Exercise directions:
All of the entries need to be written out again, exactly as they are.

Dataset records:
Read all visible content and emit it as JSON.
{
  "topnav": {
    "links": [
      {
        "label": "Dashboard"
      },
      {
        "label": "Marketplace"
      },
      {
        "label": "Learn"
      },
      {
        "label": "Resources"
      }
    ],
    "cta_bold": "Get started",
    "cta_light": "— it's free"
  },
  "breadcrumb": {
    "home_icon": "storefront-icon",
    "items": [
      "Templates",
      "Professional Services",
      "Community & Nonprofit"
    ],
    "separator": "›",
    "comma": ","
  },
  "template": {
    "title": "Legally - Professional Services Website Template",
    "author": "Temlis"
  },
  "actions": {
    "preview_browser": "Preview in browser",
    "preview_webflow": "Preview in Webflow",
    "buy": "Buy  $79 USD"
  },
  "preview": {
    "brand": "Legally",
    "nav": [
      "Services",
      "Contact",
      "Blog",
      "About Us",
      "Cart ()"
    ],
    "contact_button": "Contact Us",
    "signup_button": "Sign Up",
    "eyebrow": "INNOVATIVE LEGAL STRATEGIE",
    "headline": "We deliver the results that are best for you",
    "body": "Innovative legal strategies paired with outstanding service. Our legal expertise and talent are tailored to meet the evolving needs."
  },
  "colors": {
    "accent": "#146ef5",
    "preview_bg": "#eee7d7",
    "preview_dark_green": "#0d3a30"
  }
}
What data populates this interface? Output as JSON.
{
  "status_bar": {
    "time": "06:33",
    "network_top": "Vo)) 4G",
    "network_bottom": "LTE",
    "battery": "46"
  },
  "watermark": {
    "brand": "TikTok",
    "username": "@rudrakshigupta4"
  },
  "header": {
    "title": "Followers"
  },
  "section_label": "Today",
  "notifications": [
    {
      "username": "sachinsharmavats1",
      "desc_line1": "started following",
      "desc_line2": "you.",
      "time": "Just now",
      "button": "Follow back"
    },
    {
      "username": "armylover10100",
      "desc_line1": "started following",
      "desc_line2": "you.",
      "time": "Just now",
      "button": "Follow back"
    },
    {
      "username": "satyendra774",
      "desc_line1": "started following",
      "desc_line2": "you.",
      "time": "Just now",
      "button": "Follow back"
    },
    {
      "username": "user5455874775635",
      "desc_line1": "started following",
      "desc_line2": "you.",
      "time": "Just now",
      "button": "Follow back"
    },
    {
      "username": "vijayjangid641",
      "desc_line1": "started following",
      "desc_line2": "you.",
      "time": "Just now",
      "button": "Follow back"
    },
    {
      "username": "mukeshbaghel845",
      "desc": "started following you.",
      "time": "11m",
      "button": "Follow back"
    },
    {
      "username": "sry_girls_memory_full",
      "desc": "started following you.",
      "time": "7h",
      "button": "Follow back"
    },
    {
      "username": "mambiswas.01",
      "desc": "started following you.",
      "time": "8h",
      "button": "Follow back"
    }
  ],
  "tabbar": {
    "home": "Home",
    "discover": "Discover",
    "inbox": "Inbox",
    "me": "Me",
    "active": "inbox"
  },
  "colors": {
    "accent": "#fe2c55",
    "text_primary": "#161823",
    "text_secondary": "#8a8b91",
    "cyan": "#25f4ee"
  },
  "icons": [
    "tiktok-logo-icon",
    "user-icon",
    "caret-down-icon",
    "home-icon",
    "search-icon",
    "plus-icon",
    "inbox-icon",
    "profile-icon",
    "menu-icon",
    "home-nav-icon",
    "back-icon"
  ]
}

Worked answer:
Read all visible content and emit it as JSON.
{
  "topnav": {
    "links": [
      {
        "label": "Dashboard"
      },
      {
        "label": "Marketplace"
      },
      {
        "label": "Learn"
      },
      {
        "label": "Resources"
      }
    ],
    "cta_bold": "Get started",
    "cta_light": "— it's free"
  },
  "breadcrumb": {
    "home_icon": "storefront-icon",
    "items": [
      "Templates",
      "Professional Services",
      "Community & Nonprofit"
    ],
    "separator": "›",
    "comma": ","
  },
  "template": {
    "title": "Legally - Professional Services Website Template",
    "author": "Temlis"
  },
  "actions": {
    "preview_browser": "Preview in browser",
    "preview_webflow": "Preview in Webflow",
    "buy": "Buy  $79 USD"
  },
  "preview": {
    "brand": "Legally",
    "nav": [
      "Services",
      "Contact",
      "Blog",
      "About Us",
      "Cart ()"
    ],
    "contact_button": "Contact Us",
    "signup_button": "Sign Up",
    "eyebrow": "INNOVATIVE LEGAL STRATEGIE",
    "headline": "We deliver the results that are best for you",
    "body": "Innovative legal strategies paired with outstanding service. Our legal expertise and talent are tailored to meet the evolving needs."
  },
  "colors": {
    "accent": "#146ef5",
    "preview_bg": "#eee7d7",
    "preview_dark_green": "#0d3a30"
  }
}
What data populates this interface? Output as JSON.
{
  "status_bar": {
    "time": "06:33",
    "network_top": "Vo)) 4G",
    "network_bottom": "LTE",
    "battery": "46"
  },
  "watermark": {
    "brand": "TikTok",
    "username": "@rudrakshigupta4"
  },
  "header": {
    "title": "Followers"
  },
  "section_label": "Today",
  "notifications": [
    {
      "username": "sachinsharmavats1",
      "desc_line1": "started following",
      "desc_line2": "you.",
      "time": "Just now",
      "button": "Follow back"
    },
    {
      "username": "armylover10100",
      "desc_line1": "started following",
      "desc_line2": "you.",
      "time": "Just now",
      "button": "Follow back"
    },
    {
      "username": "satyendra774",
      "desc_line1": "started following",
      "desc_line2": "you.",
      "time": "Just now",
      "button": "Follow back"
    },
    {
      "username": "user5455874775635",
      "desc_line1": "started following",
      "desc_line2": "you.",
      "time": "Just now",
      "button": "Follow back"
    },
    {
      "username": "vijayjangid641",
      "desc_line1": "started following",
      "desc_line2": "you.",
      "time": "Just now",
      "button": "Follow back"
    },
    {
      "username": "mukeshbaghel845",
      "desc": "started following you.",
      "time": "11m",
      "button": "Follow back"
    },
    {
      "username": "sry_girls_memory_full",
      "desc": "started following you.",
      "time": "7h",
      "button": "Follow back"
    },
    {
      "username": "mambiswas.01",
      "desc": "started following you.",
      "time": "8h",
      "button": "Follow back"
    }
  ],
  "tabbar": {
    "home": "Home",
    "discover": "Discover",
    "inbox": "Inbox",
    "me": "Me",
    "active": "inbox"
  },
  "colors": {
    "accent": "#fe2c55",
    "text_primary": "#161823",
    "text_secondary": "#8a8b91",
    "cyan": "#25f4ee"
  },
  "icons": [
    "tiktok-logo-icon",
    "user-icon",
    "caret-down-icon",
    "home-icon",
    "search-icon",
    "plus-icon",
    "inbox-icon",
    "profile-icon",
    "menu-icon",
    "home-nav-icon",
    "back-icon"
  ]
}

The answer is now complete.